Work instructions |
Find every line in the records below that holds the word "Adresy" and copy it.

──────

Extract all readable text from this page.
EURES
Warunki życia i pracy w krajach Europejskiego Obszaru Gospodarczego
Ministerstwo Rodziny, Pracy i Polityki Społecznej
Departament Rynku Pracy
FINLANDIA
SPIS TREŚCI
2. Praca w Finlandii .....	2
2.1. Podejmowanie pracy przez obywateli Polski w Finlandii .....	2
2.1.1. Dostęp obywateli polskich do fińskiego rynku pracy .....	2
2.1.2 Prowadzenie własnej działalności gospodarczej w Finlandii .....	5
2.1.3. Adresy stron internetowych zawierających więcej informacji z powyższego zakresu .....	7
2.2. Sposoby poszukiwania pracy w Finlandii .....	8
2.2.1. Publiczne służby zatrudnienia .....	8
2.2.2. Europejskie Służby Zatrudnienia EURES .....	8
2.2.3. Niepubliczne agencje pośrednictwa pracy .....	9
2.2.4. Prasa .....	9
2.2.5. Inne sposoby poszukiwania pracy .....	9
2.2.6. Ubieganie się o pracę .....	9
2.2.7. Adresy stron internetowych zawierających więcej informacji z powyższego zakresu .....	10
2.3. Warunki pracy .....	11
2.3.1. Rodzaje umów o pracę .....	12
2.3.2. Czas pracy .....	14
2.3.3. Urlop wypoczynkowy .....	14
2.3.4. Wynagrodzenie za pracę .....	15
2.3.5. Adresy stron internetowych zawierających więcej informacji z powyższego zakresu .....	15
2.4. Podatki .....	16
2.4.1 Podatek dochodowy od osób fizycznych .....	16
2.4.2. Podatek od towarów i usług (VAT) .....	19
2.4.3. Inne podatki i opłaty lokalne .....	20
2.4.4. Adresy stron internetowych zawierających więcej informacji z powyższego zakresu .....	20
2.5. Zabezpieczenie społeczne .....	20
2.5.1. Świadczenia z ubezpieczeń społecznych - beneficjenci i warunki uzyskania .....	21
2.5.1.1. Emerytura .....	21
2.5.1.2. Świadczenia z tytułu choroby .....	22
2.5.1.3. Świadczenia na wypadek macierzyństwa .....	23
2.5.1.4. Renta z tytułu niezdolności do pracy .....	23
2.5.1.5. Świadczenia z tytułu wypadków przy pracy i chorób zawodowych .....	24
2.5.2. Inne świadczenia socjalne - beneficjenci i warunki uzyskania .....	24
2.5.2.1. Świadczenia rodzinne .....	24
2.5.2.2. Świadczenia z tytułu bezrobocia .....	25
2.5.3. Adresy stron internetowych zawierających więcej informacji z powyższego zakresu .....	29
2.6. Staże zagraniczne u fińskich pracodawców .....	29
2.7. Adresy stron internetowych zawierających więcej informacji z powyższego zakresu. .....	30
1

──────

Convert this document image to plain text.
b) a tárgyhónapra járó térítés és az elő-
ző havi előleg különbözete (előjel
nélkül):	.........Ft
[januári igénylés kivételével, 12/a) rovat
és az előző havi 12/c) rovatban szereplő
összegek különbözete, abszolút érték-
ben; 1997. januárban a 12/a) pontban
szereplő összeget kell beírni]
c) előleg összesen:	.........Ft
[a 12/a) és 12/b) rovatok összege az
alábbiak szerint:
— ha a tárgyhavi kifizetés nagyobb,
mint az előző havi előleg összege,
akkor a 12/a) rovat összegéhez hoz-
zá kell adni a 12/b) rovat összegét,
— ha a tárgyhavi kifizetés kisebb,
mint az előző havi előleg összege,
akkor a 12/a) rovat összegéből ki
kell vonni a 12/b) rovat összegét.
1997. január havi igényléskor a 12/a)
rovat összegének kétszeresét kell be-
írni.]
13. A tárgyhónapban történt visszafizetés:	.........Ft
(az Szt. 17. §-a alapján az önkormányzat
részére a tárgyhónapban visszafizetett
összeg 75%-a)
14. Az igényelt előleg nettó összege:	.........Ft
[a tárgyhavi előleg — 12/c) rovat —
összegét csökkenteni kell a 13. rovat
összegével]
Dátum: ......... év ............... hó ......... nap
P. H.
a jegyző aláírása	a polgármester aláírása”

──────

Task solution |
2.1.3. Adresy stron internetowych zawierających więcej informacji z powyższego zakresu .....	7
2.2.7. Adresy stron internetowych zawierających więcej informacji z powyższego zakresu .....	10
2.3.5. Adresy stron internetowych zawierających więcej informacji z powyższego zakresu .....	15
2.4.4. Adresy stron internetowych zawierających więcej informacji z powyższego zakresu .....	20
2.5.3. Adresy stron internetowych zawierających więcej informacji z powyższego zakresu .....	29
2.7. Adresy stron internetowych zawierających więcej informacji z powyższego zakresu. .....	30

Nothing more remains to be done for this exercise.